TASK> Restate each line of the listing exactly, without carrying over any pictures.

+ + + +

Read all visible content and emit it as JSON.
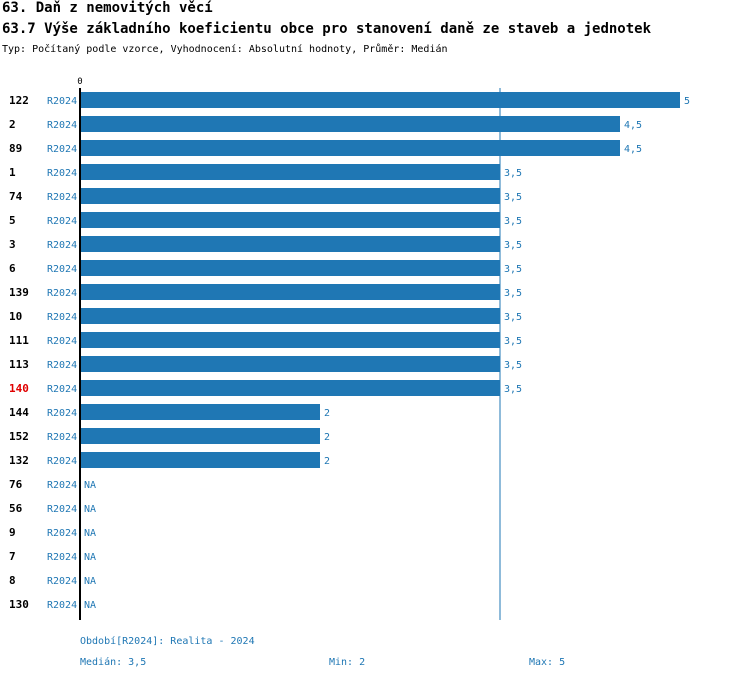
{
  "header": {
    "title": "63. Daň z nemovitých věcí",
    "subtitle": "63.7 Výše základního koeficientu obce pro stanovení daně ze staveb a jednotek",
    "description": "Typ: Počítaný podle vzorce, Vyhodnocení: Absolutní hodnoty, Průměr: Medián"
  },
  "colors": {
    "bar": "#1f77b4",
    "label": "#1f77b4",
    "highlight": "#e00000",
    "axis": "#000000",
    "median_line": "#1f77b4"
  },
  "chart_data": {
    "type": "bar",
    "orientation": "horizontal",
    "axis_zero_label": "0",
    "xlim": [
      0,
      5
    ],
    "median": 3.5,
    "series_label": "R2024",
    "categories": [
      "122",
      "2",
      "89",
      "1",
      "74",
      "5",
      "3",
      "6",
      "139",
      "10",
      "111",
      "113",
      "140",
      "144",
      "152",
      "132",
      "76",
      "56",
      "9",
      "7",
      "8",
      "130"
    ],
    "values": [
      5,
      4.5,
      4.5,
      3.5,
      3.5,
      3.5,
      3.5,
      3.5,
      3.5,
      3.5,
      3.5,
      3.5,
      3.5,
      2,
      2,
      2,
      null,
      null,
      null,
      null,
      null,
      null
    ],
    "value_labels": [
      "5",
      "4,5",
      "4,5",
      "3,5",
      "3,5",
      "3,5",
      "3,5",
      "3,5",
      "3,5",
      "3,5",
      "3,5",
      "3,5",
      "3,5",
      "2",
      "2",
      "2",
      "NA",
      "NA",
      "NA",
      "NA",
      "NA",
      "NA"
    ],
    "highlight_category": "140"
  },
  "footer": {
    "period": "Období[R2024]: Realita - 2024",
    "median": "Medián: 3,5",
    "min": "Min: 2",
    "max": "Max: 5"
  }
}
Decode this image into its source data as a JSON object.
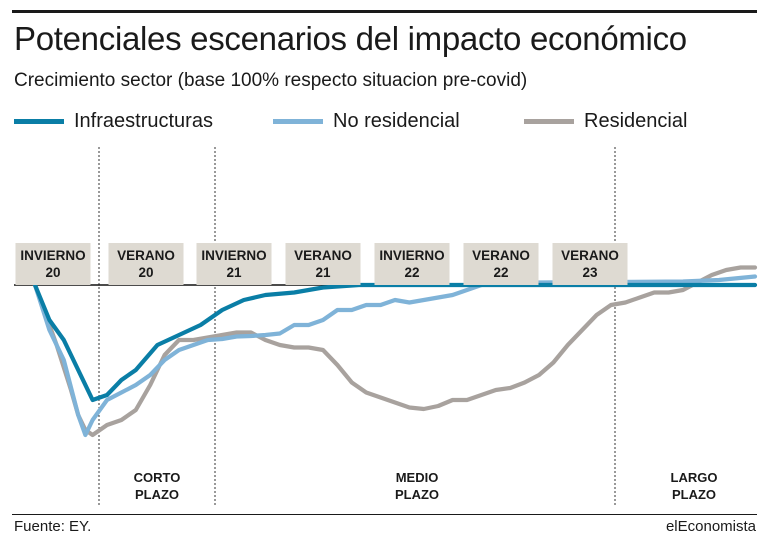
{
  "header": {
    "title": "Potenciales escenarios del impacto económico",
    "subtitle": "Crecimiento sector (base 100% respecto situacion pre-covid)"
  },
  "footer": {
    "source": "Fuente: EY.",
    "brand": "elEconomista"
  },
  "chart_data": {
    "type": "line",
    "baseline_value": 100,
    "grid": false,
    "legend_position": "top",
    "season_labels": [
      {
        "line1": "INVIERNO",
        "line2": "20"
      },
      {
        "line1": "VERANO",
        "line2": "20"
      },
      {
        "line1": "INVIERNO",
        "line2": "21"
      },
      {
        "line1": "VERANO",
        "line2": "21"
      },
      {
        "line1": "INVIERNO",
        "line2": "22"
      },
      {
        "line1": "VERANO",
        "line2": "22"
      },
      {
        "line1": "VERANO",
        "line2": "23"
      }
    ],
    "terms": [
      {
        "line1": "CORTO",
        "line2": "PLAZO"
      },
      {
        "line1": "MEDIO",
        "line2": "PLAZO"
      },
      {
        "line1": "LARGO",
        "line2": "PLAZO"
      }
    ],
    "series": [
      {
        "name": "Infraestructuras",
        "color": "#0a7ea6",
        "x": [
          0,
          2,
          4,
          6,
          8,
          10,
          12,
          14,
          17,
          20,
          23,
          26,
          29,
          32,
          36,
          40,
          45,
          50,
          55,
          60,
          65,
          70,
          80,
          100
        ],
        "values": [
          100,
          93,
          89,
          83,
          77,
          78,
          81,
          83,
          88,
          90,
          92,
          95,
          97,
          98,
          98.5,
          99.5,
          100,
          100,
          100,
          100,
          100,
          100,
          100,
          100
        ]
      },
      {
        "name": "No residencial",
        "color": "#7fb3d8",
        "x": [
          0,
          2,
          4,
          6,
          7,
          8,
          10,
          12,
          14,
          16,
          18,
          20,
          22,
          24,
          26,
          28,
          30,
          32,
          34,
          36,
          38,
          40,
          42,
          44,
          46,
          48,
          50,
          52,
          54,
          56,
          58,
          60,
          62,
          64,
          70,
          80,
          90,
          95,
          100
        ],
        "values": [
          100,
          91,
          85,
          74,
          70,
          73,
          77,
          78.5,
          80,
          82,
          85,
          87,
          88,
          89,
          89.2,
          89.7,
          89.8,
          90,
          90.3,
          92,
          92,
          93,
          95,
          95,
          96,
          96,
          97,
          96.5,
          97,
          97.5,
          98,
          99,
          100,
          100.5,
          100.5,
          100.6,
          100.7,
          101,
          101.7
        ]
      },
      {
        "name": "Residencial",
        "color": "#a8a29e",
        "x": [
          0,
          3,
          5,
          6,
          7,
          8,
          10,
          12,
          14,
          16,
          18,
          20,
          22,
          24,
          26,
          28,
          30,
          32,
          34,
          36,
          38,
          40,
          42,
          44,
          46,
          48,
          50,
          52,
          54,
          56,
          58,
          60,
          62,
          64,
          66,
          68,
          70,
          72,
          74,
          76,
          78,
          80,
          82,
          84,
          86,
          88,
          90,
          92,
          94,
          96,
          98,
          100
        ],
        "values": [
          100,
          88,
          79,
          74,
          71,
          70,
          72,
          73,
          75,
          80,
          86,
          89,
          89,
          89.5,
          90,
          90.5,
          90.5,
          89,
          88,
          87.5,
          87.5,
          87,
          84,
          80.5,
          78.5,
          77.5,
          76.5,
          75.5,
          75.2,
          75.8,
          77,
          77,
          78,
          79,
          79.4,
          80.5,
          82,
          84.5,
          88,
          91,
          94,
          96,
          96.5,
          97.5,
          98.5,
          98.5,
          99,
          100.5,
          102,
          103,
          103.5,
          103.5
        ]
      }
    ]
  }
}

+ + + +

EXERCISE SOLUTION>
Read all visible content and emit it as JSON.
{
  "header": {
    "title": "63. Daň z nemovitých věcí",
    "subtitle": "63.7 Výše základního koeficientu obce pro stanovení daně ze staveb a jednotek",
    "description": "Typ: Počítaný podle vzorce, Vyhodnocení: Absolutní hodnoty, Průměr: Medián"
  },
  "colors": {
    "bar": "#1f77b4",
    "label": "#1f77b4",
    "highlight": "#e00000",
    "axis": "#000000",
    "median_line": "#1f77b4"
  },
  "chart_data": {
    "type": "bar",
    "orientation": "horizontal",
    "axis_zero_label": "0",
    "xlim": [
      0,
      5
    ],
    "median": 3.5,
    "series_label": "R2024",
    "categories": [
      "122",
      "2",
      "89",
      "1",
      "74",
      "5",
      "3",
      "6",
      "139",
      "10",
      "111",
      "113",
      "140",
      "144",
      "152",
      "132",
      "76",
      "56",
      "9",
      "7",
      "8",
      "130"
    ],
    "values": [
      5,
      4.5,
      4.5,
      3.5,
      3.5,
      3.5,
      3.5,
      3.5,
      3.5,
      3.5,
      3.5,
      3.5,
      3.5,
      2,
      2,
      2,
      null,
      null,
      null,
      null,
      null,
      null
    ],
    "value_labels": [
      "5",
      "4,5",
      "4,5",
      "3,5",
      "3,5",
      "3,5",
      "3,5",
      "3,5",
      "3,5",
      "3,5",
      "3,5",
      "3,5",
      "3,5",
      "2",
      "2",
      "2",
      "NA",
      "NA",
      "NA",
      "NA",
      "NA",
      "NA"
    ],
    "highlight_category": "140"
  },
  "footer": {
    "period": "Období[R2024]: Realita - 2024",
    "median": "Medián: 3,5",
    "min": "Min: 2",
    "max": "Max: 5"
  }
}
Decode this image into its source data as a JSON object.
{
  "header": {
    "title": "Potenciales escenarios del impacto económico",
    "subtitle": "Crecimiento sector (base 100% respecto situacion pre-covid)"
  },
  "footer": {
    "source": "Fuente: EY.",
    "brand": "elEconomista"
  },
  "chart_data": {
    "type": "line",
    "baseline_value": 100,
    "grid": false,
    "legend_position": "top",
    "season_labels": [
      {
        "line1": "INVIERNO",
        "line2": "20"
      },
      {
        "line1": "VERANO",
        "line2": "20"
      },
      {
        "line1": "INVIERNO",
        "line2": "21"
      },
      {
        "line1": "VERANO",
        "line2": "21"
      },
      {
        "line1": "INVIERNO",
        "line2": "22"
      },
      {
        "line1": "VERANO",
        "line2": "22"
      },
      {
        "line1": "VERANO",
        "line2": "23"
      }
    ],
    "terms": [
      {
        "line1": "CORTO",
        "line2": "PLAZO"
      },
      {
        "line1": "MEDIO",
        "line2": "PLAZO"
      },
      {
        "line1": "LARGO",
        "line2": "PLAZO"
      }
    ],
    "series": [
      {
        "name": "Infraestructuras",
        "color": "#0a7ea6",
        "x": [
          0,
          2,
          4,
          6,
          8,
          10,
          12,
          14,
          17,
          20,
          23,
          26,
          29,
          32,
          36,
          40,
          45,
          50,
          55,
          60,
          65,
          70,
          80,
          100
        ],
        "values": [
          100,
          93,
          89,
          83,
          77,
          78,
          81,
          83,
          88,
          90,
          92,
          95,
          97,
          98,
          98.5,
          99.5,
          100,
          100,
          100,
          100,
          100,
          100,
          100,
          100
        ]
      },
      {
        "name": "No residencial",
        "color": "#7fb3d8",
        "x": [
          0,
          2,
          4,
          6,
          7,
          8,
          10,
          12,
          14,
          16,
          18,
          20,
          22,
          24,
          26,
          28,
          30,
          32,
          34,
          36,
          38,
          40,
          42,
          44,
          46,
          48,
          50,
          52,
          54,
          56,
          58,
          60,
          62,
          64,
          70,
          80,
          90,
          95,
          100
        ],
        "values": [
          100,
          91,
          85,
          74,
          70,
          73,
          77,
          78.5,
          80,
          82,
          85,
          87,
          88,
          89,
          89.2,
          89.7,
          89.8,
          90,
          90.3,
          92,
          92,
          93,
          95,
          95,
          96,
          96,
          97,
          96.5,
          97,
          97.5,
          98,
          99,
          100,
          100.5,
          100.5,
          100.6,
          100.7,
          101,
          101.7
        ]
      },
      {
        "name": "Residencial",
        "color": "#a8a29e",
        "x": [
          0,
          3,
          5,
          6,
          7,
          8,
          10,
          12,
          14,
          16,
          18,
          20,
          22,
          24,
          26,
          28,
          30,
          32,
          34,
          36,
          38,
          40,
          42,
          44,
          46,
          48,
          50,
          52,
          54,
          56,
          58,
          60,
          62,
          64,
          66,
          68,
          70,
          72,
          74,
          76,
          78,
          80,
          82,
          84,
          86,
          88,
          90,
          92,
          94,
          96,
          98,
          100
        ],
        "values": [
          100,
          88,
          79,
          74,
          71,
          70,
          72,
          73,
          75,
          80,
          86,
          89,
          89,
          89.5,
          90,
          90.5,
          90.5,
          89,
          88,
          87.5,
          87.5,
          87,
          84,
          80.5,
          78.5,
          77.5,
          76.5,
          75.5,
          75.2,
          75.8,
          77,
          77,
          78,
          79,
          79.4,
          80.5,
          82,
          84.5,
          88,
          91,
          94,
          96,
          96.5,
          97.5,
          98.5,
          98.5,
          99,
          100.5,
          102,
          103,
          103.5,
          103.5
        ]
      }
    ]
  }
}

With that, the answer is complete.